**Rows from a dataset**:
## Begin

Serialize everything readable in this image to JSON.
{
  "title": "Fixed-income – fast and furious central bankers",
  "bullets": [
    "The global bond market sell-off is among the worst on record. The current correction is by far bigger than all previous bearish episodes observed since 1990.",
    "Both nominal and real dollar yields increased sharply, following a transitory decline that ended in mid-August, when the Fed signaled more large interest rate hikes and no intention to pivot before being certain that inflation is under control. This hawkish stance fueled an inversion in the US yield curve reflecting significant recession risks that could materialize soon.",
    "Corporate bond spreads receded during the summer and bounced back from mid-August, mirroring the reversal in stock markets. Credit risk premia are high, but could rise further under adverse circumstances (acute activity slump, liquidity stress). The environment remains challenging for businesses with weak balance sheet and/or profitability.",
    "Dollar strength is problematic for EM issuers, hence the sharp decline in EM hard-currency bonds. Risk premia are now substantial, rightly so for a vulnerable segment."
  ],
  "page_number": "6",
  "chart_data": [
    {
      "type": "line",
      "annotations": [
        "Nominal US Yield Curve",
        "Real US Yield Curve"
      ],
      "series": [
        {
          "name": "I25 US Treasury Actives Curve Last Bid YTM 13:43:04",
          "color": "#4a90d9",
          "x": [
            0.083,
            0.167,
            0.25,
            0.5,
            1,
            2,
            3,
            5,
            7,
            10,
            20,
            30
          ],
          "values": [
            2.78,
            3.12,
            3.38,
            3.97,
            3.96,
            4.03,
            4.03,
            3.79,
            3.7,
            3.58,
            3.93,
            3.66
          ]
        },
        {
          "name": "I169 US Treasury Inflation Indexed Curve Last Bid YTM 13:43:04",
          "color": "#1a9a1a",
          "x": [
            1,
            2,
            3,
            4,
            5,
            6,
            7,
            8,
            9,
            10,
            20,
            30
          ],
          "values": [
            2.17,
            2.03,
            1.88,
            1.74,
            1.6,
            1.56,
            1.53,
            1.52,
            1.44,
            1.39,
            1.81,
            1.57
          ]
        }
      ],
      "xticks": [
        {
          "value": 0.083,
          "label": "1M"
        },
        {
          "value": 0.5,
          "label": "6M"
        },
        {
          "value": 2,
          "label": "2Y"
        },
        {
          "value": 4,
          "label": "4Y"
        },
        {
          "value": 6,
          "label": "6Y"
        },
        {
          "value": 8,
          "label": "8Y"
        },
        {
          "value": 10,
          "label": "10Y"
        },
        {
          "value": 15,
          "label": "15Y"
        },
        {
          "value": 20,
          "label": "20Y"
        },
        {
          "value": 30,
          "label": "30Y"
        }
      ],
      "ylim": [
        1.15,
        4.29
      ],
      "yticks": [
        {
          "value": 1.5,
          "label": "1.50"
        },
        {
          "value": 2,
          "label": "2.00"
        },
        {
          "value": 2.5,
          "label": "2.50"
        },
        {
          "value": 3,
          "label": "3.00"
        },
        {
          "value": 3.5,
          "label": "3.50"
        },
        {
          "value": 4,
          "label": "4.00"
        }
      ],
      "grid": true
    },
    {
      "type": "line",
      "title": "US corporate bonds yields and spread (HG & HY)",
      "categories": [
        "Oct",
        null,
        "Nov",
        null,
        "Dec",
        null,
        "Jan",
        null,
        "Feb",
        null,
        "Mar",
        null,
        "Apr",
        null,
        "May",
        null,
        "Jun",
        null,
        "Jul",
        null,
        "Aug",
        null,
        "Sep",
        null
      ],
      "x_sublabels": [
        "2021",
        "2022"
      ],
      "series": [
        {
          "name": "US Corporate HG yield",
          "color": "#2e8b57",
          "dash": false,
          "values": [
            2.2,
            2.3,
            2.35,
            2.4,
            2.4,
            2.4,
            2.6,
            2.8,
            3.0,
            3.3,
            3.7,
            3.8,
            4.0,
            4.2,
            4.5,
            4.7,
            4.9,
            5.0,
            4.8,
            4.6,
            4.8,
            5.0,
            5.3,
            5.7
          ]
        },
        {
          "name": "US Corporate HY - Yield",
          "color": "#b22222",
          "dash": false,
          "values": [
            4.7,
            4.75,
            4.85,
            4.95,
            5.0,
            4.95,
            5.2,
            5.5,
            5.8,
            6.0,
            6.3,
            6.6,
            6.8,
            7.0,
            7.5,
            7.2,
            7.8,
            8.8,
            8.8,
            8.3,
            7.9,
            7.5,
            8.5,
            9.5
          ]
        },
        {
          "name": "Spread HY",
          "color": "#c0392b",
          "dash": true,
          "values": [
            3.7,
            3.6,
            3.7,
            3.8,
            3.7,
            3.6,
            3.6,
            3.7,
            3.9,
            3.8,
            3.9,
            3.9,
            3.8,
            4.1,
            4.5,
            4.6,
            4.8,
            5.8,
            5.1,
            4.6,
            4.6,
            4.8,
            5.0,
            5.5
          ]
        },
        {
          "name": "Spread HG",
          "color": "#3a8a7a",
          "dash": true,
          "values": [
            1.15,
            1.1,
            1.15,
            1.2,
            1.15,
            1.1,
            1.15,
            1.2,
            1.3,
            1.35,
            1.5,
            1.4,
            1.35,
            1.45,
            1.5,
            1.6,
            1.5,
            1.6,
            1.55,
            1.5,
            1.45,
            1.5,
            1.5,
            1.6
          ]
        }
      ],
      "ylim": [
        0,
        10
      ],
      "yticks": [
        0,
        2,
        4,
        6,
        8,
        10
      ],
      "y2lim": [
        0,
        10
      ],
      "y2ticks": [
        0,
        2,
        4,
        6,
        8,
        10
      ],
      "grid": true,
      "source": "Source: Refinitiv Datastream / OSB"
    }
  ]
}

## End

**Task description**:
Transcribe each entry precisely, missing none.

**The result**:
Serialize everything readable in this image to JSON.
{
  "title": "Fixed-income – fast and furious central bankers",
  "bullets": [
    "The global bond market sell-off is among the worst on record. The current correction is by far bigger than all previous bearish episodes observed since 1990.",
    "Both nominal and real dollar yields increased sharply, following a transitory decline that ended in mid-August, when the Fed signaled more large interest rate hikes and no intention to pivot before being certain that inflation is under control. This hawkish stance fueled an inversion in the US yield curve reflecting significant recession risks that could materialize soon.",
    "Corporate bond spreads receded during the summer and bounced back from mid-August, mirroring the reversal in stock markets. Credit risk premia are high, but could rise further under adverse circumstances (acute activity slump, liquidity stress). The environment remains challenging for businesses with weak balance sheet and/or profitability.",
    "Dollar strength is problematic for EM issuers, hence the sharp decline in EM hard-currency bonds. Risk premia are now substantial, rightly so for a vulnerable segment."
  ],
  "page_number": "6",
  "chart_data": [
    {
      "type": "line",
      "annotations": [
        "Nominal US Yield Curve",
        "Real US Yield Curve"
      ],
      "series": [
        {
          "name": "I25 US Treasury Actives Curve Last Bid YTM 13:43:04",
          "color": "#4a90d9",
          "x": [
            0.083,
            0.167,
            0.25,
            0.5,
            1,
            2,
            3,
            5,
            7,
            10,
            20,
            30
          ],
          "values": [
            2.78,
            3.12,
            3.38,
            3.97,
            3.96,
            4.03,
            4.03,
            3.79,
            3.7,
            3.58,
            3.93,
            3.66
          ]
        },
        {
          "name": "I169 US Treasury Inflation Indexed Curve Last Bid YTM 13:43:04",
          "color": "#1a9a1a",
          "x": [
            1,
            2,
            3,
            4,
            5,
            6,
            7,
            8,
            9,
            10,
            20,
            30
          ],
          "values": [
            2.17,
            2.03,
            1.88,
            1.74,
            1.6,
            1.56,
            1.53,
            1.52,
            1.44,
            1.39,
            1.81,
            1.57
          ]
        }
      ],
      "xticks": [
        {
          "value": 0.083,
          "label": "1M"
        },
        {
          "value": 0.5,
          "label": "6M"
        },
        {
          "value": 2,
          "label": "2Y"
        },
        {
          "value": 4,
          "label": "4Y"
        },
        {
          "value": 6,
          "label": "6Y"
        },
        {
          "value": 8,
          "label": "8Y"
        },
        {
          "value": 10,
          "label": "10Y"
        },
        {
          "value": 15,
          "label": "15Y"
        },
        {
          "value": 20,
          "label": "20Y"
        },
        {
          "value": 30,
          "label": "30Y"
        }
      ],
      "ylim": [
        1.15,
        4.29
      ],
      "yticks": [
        {
          "value": 1.5,
          "label": "1.50"
        },
        {
          "value": 2,
          "label": "2.00"
        },
        {
          "value": 2.5,
          "label": "2.50"
        },
        {
          "value": 3,
          "label": "3.00"
        },
        {
          "value": 3.5,
          "label": "3.50"
        },
        {
          "value": 4,
          "label": "4.00"
        }
      ],
      "grid": true
    },
    {
      "type": "line",
      "title": "US corporate bonds yields and spread (HG & HY)",
      "categories": [
        "Oct",
        null,
        "Nov",
        null,
        "Dec",
        null,
        "Jan",
        null,
        "Feb",
        null,
        "Mar",
        null,
        "Apr",
        null,
        "May",
        null,
        "Jun",
        null,
        "Jul",
        null,
        "Aug",
        null,
        "Sep",
        null
      ],
      "x_sublabels": [
        "2021",
        "2022"
      ],
      "series": [
        {
          "name": "US Corporate HG yield",
          "color": "#2e8b57",
          "dash": false,
          "values": [
            2.2,
            2.3,
            2.35,
            2.4,
            2.4,
            2.4,
            2.6,
            2.8,
            3.0,
            3.3,
            3.7,
            3.8,
            4.0,
            4.2,
            4.5,
            4.7,
            4.9,
            5.0,
            4.8,
            4.6,
            4.8,
            5.0,
            5.3,
            5.7
          ]
        },
        {
          "name": "US Corporate HY - Yield",
          "color": "#b22222",
          "dash": false,
          "values": [
            4.7,
            4.75,
            4.85,
            4.95,
            5.0,
            4.95,
            5.2,
            5.5,
            5.8,
            6.0,
            6.3,
            6.6,
            6.8,
            7.0,
            7.5,
            7.2,
            7.8,
            8.8,
            8.8,
            8.3,
            7.9,
            7.5,
            8.5,
            9.5
          ]
        },
        {
          "name": "Spread HY",
          "color": "#c0392b",
          "dash": true,
          "values": [
            3.7,
            3.6,
            3.7,
            3.8,
            3.7,
            3.6,
            3.6,
            3.7,
            3.9,
            3.8,
            3.9,
            3.9,
            3.8,
            4.1,
            4.5,
            4.6,
            4.8,
            5.8,
            5.1,
            4.6,
            4.6,
            4.8,
            5.0,
            5.5
          ]
        },
        {
          "name": "Spread HG",
          "color": "#3a8a7a",
          "dash": true,
          "values": [
            1.15,
            1.1,
            1.15,
            1.2,
            1.15,
            1.1,
            1.15,
            1.2,
            1.3,
            1.35,
            1.5,
            1.4,
            1.35,
            1.45,
            1.5,
            1.6,
            1.5,
            1.6,
            1.55,
            1.5,
            1.45,
            1.5,
            1.5,
            1.6
          ]
        }
      ],
      "ylim": [
        0,
        10
      ],
      "yticks": [
        0,
        2,
        4,
        6,
        8,
        10
      ],
      "y2lim": [
        0,
        10
      ],
      "y2ticks": [
        0,
        2,
        4,
        6,
        8,
        10
      ],
      "grid": true,
      "source": "Source: Refinitiv Datastream / OSB"
    }
  ]
}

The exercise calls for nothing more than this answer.